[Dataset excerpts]
# # # #

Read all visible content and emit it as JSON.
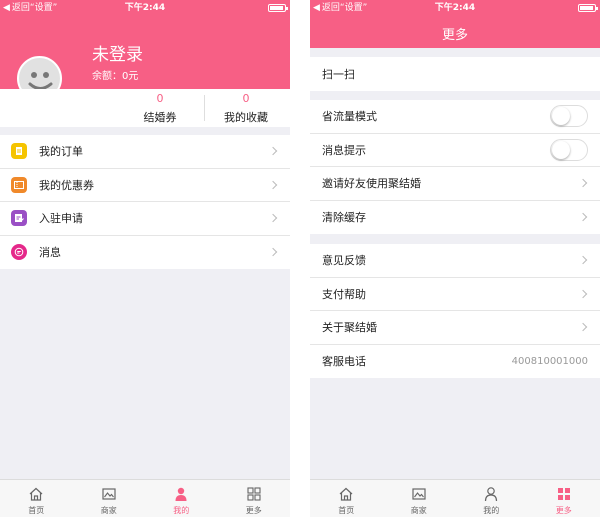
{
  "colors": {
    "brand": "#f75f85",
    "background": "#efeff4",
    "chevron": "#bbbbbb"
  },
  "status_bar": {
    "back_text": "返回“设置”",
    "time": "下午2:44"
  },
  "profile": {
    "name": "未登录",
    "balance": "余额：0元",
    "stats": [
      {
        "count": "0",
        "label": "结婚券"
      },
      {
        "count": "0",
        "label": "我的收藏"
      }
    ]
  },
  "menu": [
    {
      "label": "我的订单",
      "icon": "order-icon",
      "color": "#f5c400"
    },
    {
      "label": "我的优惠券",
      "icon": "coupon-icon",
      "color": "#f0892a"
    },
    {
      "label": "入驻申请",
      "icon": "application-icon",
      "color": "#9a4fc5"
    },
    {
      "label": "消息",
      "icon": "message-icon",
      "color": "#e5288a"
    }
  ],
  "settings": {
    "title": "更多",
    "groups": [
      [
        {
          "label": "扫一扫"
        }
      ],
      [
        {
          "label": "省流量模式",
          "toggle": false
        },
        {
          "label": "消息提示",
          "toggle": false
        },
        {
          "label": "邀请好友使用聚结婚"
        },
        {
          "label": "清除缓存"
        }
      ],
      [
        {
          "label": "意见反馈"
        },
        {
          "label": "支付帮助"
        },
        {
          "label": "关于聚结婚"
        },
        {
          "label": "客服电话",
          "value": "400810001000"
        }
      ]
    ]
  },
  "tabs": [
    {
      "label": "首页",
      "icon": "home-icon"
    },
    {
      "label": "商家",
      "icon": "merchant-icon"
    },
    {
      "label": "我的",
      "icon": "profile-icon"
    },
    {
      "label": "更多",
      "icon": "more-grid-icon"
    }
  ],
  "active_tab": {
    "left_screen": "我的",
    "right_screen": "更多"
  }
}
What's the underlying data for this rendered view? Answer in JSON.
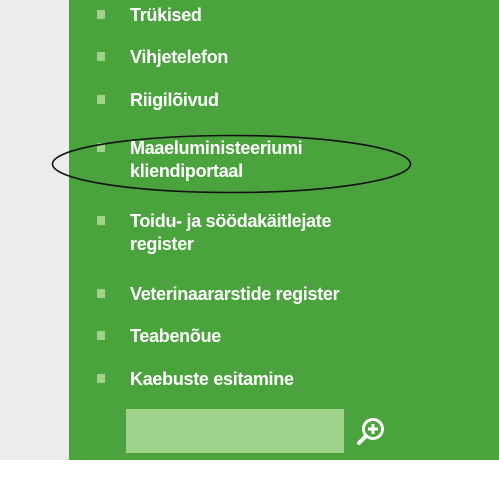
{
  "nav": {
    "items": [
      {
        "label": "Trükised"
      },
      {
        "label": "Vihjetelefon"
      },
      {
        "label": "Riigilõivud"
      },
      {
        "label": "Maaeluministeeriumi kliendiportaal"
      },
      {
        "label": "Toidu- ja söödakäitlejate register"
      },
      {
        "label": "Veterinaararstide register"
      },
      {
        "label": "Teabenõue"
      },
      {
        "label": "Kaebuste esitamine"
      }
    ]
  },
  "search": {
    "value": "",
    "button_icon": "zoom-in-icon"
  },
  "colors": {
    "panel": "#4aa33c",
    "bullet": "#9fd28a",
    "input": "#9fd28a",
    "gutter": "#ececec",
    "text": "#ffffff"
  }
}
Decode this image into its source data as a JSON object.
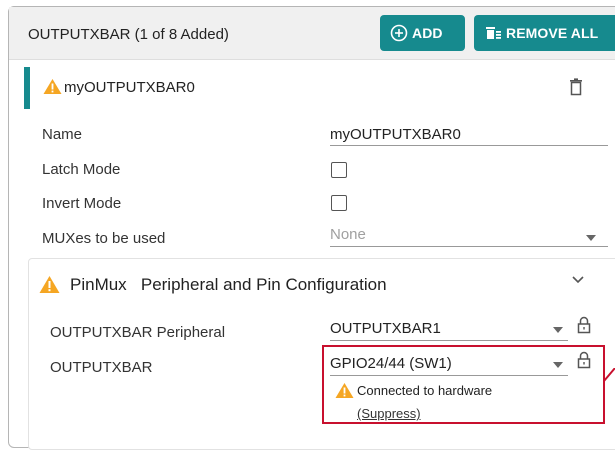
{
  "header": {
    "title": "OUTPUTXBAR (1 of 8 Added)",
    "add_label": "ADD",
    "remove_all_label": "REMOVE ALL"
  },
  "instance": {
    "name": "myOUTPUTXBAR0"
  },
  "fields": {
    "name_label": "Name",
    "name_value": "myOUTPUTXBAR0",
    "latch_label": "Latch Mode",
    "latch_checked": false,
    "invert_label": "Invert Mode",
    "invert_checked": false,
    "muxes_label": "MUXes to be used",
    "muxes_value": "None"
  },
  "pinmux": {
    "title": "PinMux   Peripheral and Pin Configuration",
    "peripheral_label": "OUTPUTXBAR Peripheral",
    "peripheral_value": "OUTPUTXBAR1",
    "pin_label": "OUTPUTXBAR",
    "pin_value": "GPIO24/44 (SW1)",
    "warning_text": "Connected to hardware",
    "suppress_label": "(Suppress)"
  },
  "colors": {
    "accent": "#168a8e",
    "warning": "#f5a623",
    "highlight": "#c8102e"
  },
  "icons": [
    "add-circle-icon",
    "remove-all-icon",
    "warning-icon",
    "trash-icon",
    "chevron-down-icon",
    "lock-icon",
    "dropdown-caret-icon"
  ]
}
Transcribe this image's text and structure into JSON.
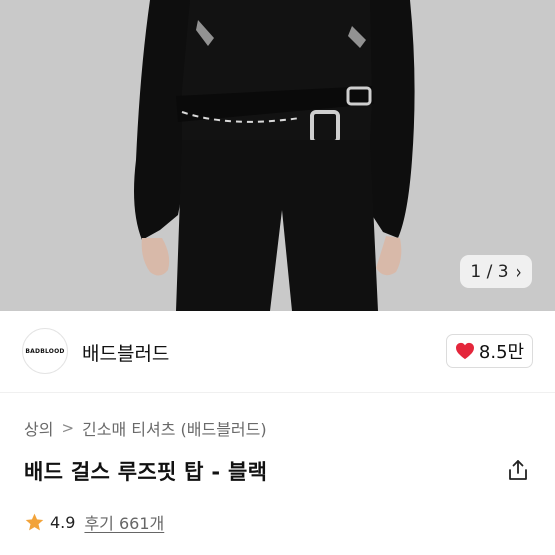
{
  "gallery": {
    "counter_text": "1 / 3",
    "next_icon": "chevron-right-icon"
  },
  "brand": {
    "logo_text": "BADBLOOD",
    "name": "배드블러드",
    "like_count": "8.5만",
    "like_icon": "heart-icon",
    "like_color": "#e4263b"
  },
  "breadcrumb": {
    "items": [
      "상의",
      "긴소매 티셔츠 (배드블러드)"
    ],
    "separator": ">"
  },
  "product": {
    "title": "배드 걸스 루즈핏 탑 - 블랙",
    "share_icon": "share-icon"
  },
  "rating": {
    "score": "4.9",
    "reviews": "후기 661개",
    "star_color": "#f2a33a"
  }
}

# # # #

→ **EXERCISE**: Copy each line from the data above that includes "chevron".

→ **WRITTEN SOLUTION**:
    "chevron": "#bbbbbb"
    "chevron-down-icon",
    "next_icon": "chevron-right-icon"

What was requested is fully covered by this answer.